=== EXERCISE ===
Copy, in full, each line of the material that holds the word "color".

=== DATA FOR PROCESSING ===
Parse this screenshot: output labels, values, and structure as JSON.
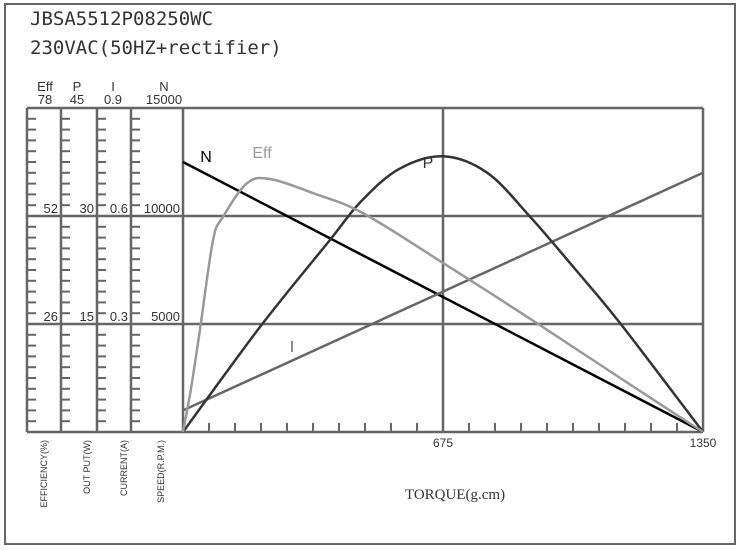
{
  "header": {
    "model": "JBSA5512P08250WC",
    "supply": "230VAC(50HZ+rectifier)"
  },
  "chart_data": {
    "type": "line",
    "xlabel": "TORQUE(g.cm)",
    "xlim": [
      0,
      1350
    ],
    "xticks": [
      675,
      1350
    ],
    "grid": true,
    "axes": [
      {
        "key": "eff",
        "name": "Eff",
        "max": 78,
        "ticks": [
          26,
          52,
          78
        ],
        "label": "EFFICIENCY(%)"
      },
      {
        "key": "p",
        "name": "P",
        "max": 45,
        "ticks": [
          15,
          30,
          45
        ],
        "label": "OUT PUT(W)"
      },
      {
        "key": "i",
        "name": "I",
        "max": 0.9,
        "ticks": [
          "0.3",
          "0.6",
          "0.9"
        ],
        "label": "CURRENT(A)"
      },
      {
        "key": "n",
        "name": "N",
        "max": 15000,
        "ticks": [
          5000,
          10000,
          15000
        ],
        "label": "SPEED(R.P.M.)"
      }
    ],
    "series": [
      {
        "name": "N",
        "axis": "n",
        "color": "#000000",
        "points": [
          [
            0,
            12500
          ],
          [
            1350,
            0
          ]
        ]
      },
      {
        "name": "I",
        "axis": "i",
        "color": "#666666",
        "points": [
          [
            0,
            0.06
          ],
          [
            1350,
            0.72
          ]
        ]
      },
      {
        "name": "P",
        "axis": "p",
        "color": "#333333",
        "points": [
          [
            0,
            0
          ],
          [
            200,
            14.6
          ],
          [
            382,
            26.7
          ],
          [
            460,
            31.9
          ],
          [
            560,
            36.5
          ],
          [
            675,
            38.3
          ],
          [
            790,
            36.0
          ],
          [
            901,
            29.9
          ],
          [
            1020,
            22.5
          ],
          [
            1135,
            15.1
          ],
          [
            1350,
            0
          ]
        ]
      },
      {
        "name": "Eff",
        "axis": "eff",
        "color": "#999999",
        "points": [
          [
            0,
            0
          ],
          [
            20,
            10
          ],
          [
            44,
            24.6
          ],
          [
            78,
            46.2
          ],
          [
            104,
            51.8
          ],
          [
            166,
            59.9
          ],
          [
            226,
            60.9
          ],
          [
            338,
            57.5
          ],
          [
            467,
            52.7
          ],
          [
            675,
            40.7
          ],
          [
            919,
            26.2
          ],
          [
            1135,
            13
          ],
          [
            1350,
            0
          ]
        ]
      }
    ]
  }
}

=== COMPLETED TASK ===
        "color": "#000000",
        "color": "#666666",
        "color": "#333333",
        "color": "#999999",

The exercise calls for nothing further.